Short problem: Write out the following data line for line, without any changes.

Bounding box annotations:
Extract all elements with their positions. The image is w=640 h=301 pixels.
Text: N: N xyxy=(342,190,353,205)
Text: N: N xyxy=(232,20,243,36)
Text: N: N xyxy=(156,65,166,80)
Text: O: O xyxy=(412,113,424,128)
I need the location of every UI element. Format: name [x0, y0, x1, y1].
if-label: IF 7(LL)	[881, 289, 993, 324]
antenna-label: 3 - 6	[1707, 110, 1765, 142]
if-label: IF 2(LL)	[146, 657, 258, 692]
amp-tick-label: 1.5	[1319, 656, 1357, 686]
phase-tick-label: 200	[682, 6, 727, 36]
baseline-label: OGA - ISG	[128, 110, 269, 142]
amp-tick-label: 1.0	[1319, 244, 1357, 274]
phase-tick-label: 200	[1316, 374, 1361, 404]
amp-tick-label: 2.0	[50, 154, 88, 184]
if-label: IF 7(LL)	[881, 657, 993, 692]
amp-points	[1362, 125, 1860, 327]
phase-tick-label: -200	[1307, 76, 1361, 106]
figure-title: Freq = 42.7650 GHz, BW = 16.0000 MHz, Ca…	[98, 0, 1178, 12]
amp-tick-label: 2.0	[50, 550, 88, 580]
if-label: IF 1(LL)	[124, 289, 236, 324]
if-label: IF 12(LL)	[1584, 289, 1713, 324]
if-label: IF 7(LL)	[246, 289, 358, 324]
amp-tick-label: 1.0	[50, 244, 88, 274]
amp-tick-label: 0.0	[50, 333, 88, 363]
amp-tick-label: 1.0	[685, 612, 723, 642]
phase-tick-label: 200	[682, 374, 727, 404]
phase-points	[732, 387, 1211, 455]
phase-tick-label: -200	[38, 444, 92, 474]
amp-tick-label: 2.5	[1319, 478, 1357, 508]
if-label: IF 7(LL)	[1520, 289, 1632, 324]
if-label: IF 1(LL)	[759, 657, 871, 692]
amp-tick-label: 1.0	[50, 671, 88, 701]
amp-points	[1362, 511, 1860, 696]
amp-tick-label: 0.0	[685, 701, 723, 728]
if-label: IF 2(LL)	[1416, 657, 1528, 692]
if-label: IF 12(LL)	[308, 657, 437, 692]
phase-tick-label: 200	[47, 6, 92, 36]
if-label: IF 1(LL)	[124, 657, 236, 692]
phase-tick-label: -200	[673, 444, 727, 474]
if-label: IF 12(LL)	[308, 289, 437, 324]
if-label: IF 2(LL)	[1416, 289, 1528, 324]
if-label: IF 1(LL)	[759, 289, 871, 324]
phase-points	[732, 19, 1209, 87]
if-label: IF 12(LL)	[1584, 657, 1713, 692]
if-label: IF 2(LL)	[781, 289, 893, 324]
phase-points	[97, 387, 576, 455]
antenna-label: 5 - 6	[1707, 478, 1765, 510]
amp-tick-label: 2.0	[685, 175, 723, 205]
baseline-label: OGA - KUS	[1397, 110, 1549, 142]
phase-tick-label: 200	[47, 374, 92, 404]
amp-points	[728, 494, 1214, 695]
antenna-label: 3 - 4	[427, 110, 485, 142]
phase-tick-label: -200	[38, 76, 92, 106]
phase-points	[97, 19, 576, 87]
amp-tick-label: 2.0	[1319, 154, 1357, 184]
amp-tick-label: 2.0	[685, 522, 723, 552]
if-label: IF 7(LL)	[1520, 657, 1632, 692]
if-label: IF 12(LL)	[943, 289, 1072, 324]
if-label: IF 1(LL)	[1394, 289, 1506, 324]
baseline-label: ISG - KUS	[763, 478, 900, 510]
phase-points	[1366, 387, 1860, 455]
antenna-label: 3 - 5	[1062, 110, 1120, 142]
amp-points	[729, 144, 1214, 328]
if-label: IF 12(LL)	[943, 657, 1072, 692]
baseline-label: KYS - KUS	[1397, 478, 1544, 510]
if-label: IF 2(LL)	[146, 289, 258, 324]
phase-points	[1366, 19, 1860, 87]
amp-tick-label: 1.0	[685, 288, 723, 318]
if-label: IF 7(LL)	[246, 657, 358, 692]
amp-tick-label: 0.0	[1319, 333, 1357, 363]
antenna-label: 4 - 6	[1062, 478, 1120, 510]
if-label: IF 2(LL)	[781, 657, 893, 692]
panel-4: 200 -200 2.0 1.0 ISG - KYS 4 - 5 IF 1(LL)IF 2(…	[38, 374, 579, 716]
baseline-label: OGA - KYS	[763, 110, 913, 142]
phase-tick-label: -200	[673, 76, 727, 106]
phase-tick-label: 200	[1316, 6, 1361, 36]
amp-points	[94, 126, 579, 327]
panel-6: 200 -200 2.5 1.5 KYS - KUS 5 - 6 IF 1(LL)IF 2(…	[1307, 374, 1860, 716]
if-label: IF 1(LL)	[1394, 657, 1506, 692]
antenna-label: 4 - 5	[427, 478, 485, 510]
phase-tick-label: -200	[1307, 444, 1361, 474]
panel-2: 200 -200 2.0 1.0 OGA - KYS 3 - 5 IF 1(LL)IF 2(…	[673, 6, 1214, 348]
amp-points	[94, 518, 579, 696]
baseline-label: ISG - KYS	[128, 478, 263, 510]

Expected answer:
Extract all elements with their positions. The image is w=640 h=301 pixels.
Text: N: N xyxy=(342,190,353,205)
Text: N: N xyxy=(232,20,243,36)
Text: N: N xyxy=(156,65,166,80)
Text: O: O xyxy=(412,113,424,128)
I need the location of every UI element. Format: name [x0, y0, x1, y1].
if-label: IF 7(LL)	[881, 289, 993, 324]
antenna-label: 3 - 6	[1707, 110, 1765, 142]
if-label: IF 2(LL)	[146, 657, 258, 692]
amp-tick-label: 1.5	[1319, 656, 1357, 686]
phase-tick-label: 200	[682, 6, 727, 36]
baseline-label: OGA - ISG	[128, 110, 269, 142]
amp-tick-label: 1.0	[1319, 244, 1357, 274]
phase-tick-label: 200	[1316, 374, 1361, 404]
amp-tick-label: 2.0	[50, 154, 88, 184]
if-label: IF 7(LL)	[881, 657, 993, 692]
amp-points	[1362, 125, 1860, 327]
phase-tick-label: -200	[1307, 76, 1361, 106]
figure-title: Freq = 42.7650 GHz, BW = 16.0000 MHz, Ca…	[98, 0, 1178, 12]
amp-tick-label: 2.0	[50, 550, 88, 580]
if-label: IF 1(LL)	[124, 289, 236, 324]
if-label: IF 12(LL)	[1584, 289, 1713, 324]
if-label: IF 7(LL)	[246, 289, 358, 324]
amp-tick-label: 1.0	[50, 244, 88, 274]
amp-tick-label: 0.0	[50, 333, 88, 363]
amp-tick-label: 1.0	[685, 612, 723, 642]
phase-tick-label: 200	[682, 374, 727, 404]
phase-points	[732, 387, 1211, 455]
phase-tick-label: -200	[38, 444, 92, 474]
amp-tick-label: 2.5	[1319, 478, 1357, 508]
if-label: IF 7(LL)	[1520, 289, 1632, 324]
if-label: IF 1(LL)	[759, 657, 871, 692]
amp-tick-label: 1.0	[50, 671, 88, 701]
amp-points	[1362, 511, 1860, 696]
amp-tick-label: 0.0	[685, 701, 723, 728]
if-label: IF 2(LL)	[1416, 657, 1528, 692]
if-label: IF 12(LL)	[308, 657, 437, 692]
phase-tick-label: 200	[47, 6, 92, 36]
if-label: IF 1(LL)	[124, 657, 236, 692]
phase-tick-label: -200	[673, 444, 727, 474]
if-label: IF 12(LL)	[308, 289, 437, 324]
if-label: IF 2(LL)	[1416, 289, 1528, 324]
if-label: IF 1(LL)	[759, 289, 871, 324]
phase-points	[732, 19, 1209, 87]
if-label: IF 12(LL)	[1584, 657, 1713, 692]
if-label: IF 2(LL)	[781, 289, 893, 324]
phase-points	[97, 387, 576, 455]
antenna-label: 5 - 6	[1707, 478, 1765, 510]
amp-tick-label: 2.0	[685, 175, 723, 205]
baseline-label: OGA - KUS	[1397, 110, 1549, 142]
phase-tick-label: 200	[47, 374, 92, 404]
amp-points	[728, 494, 1214, 695]
antenna-label: 3 - 4	[427, 110, 485, 142]
phase-tick-label: -200	[38, 76, 92, 106]
phase-points	[97, 19, 576, 87]
amp-tick-label: 2.0	[1319, 154, 1357, 184]
amp-tick-label: 2.0	[685, 522, 723, 552]
if-label: IF 7(LL)	[1520, 657, 1632, 692]
if-label: IF 12(LL)	[943, 289, 1072, 324]
if-label: IF 1(LL)	[1394, 289, 1506, 324]
baseline-label: ISG - KUS	[763, 478, 900, 510]
phase-points	[1366, 387, 1860, 455]
antenna-label: 3 - 5	[1062, 110, 1120, 142]
amp-points	[729, 144, 1214, 328]
if-label: IF 12(LL)	[943, 657, 1072, 692]
baseline-label: KYS - KUS	[1397, 478, 1544, 510]
if-label: IF 2(LL)	[146, 289, 258, 324]
phase-points	[1366, 19, 1860, 87]
amp-tick-label: 1.0	[685, 288, 723, 318]
if-label: IF 7(LL)	[246, 657, 358, 692]
amp-tick-label: 0.0	[1319, 333, 1357, 363]
antenna-label: 4 - 6	[1062, 478, 1120, 510]
if-label: IF 2(LL)	[781, 657, 893, 692]
panel-4: 200 -200 2.0 1.0 ISG - KYS 4 - 5 IF 1(LL)IF 2(…	[38, 374, 579, 716]
baseline-label: OGA - KYS	[763, 110, 913, 142]
phase-tick-label: -200	[673, 76, 727, 106]
phase-tick-label: 200	[1316, 6, 1361, 36]
amp-points	[94, 126, 579, 327]
panel-6: 200 -200 2.5 1.5 KYS - KUS 5 - 6 IF 1(LL)IF 2(…	[1307, 374, 1860, 716]
if-label: IF 1(LL)	[1394, 657, 1506, 692]
antenna-label: 4 - 5	[427, 478, 485, 510]
phase-tick-label: -200	[1307, 444, 1361, 474]
panel-2: 200 -200 2.0 1.0 OGA - KYS 3 - 5 IF 1(LL)IF 2(…	[673, 6, 1214, 348]
amp-points	[94, 518, 579, 696]
baseline-label: ISG - KYS	[128, 478, 263, 510]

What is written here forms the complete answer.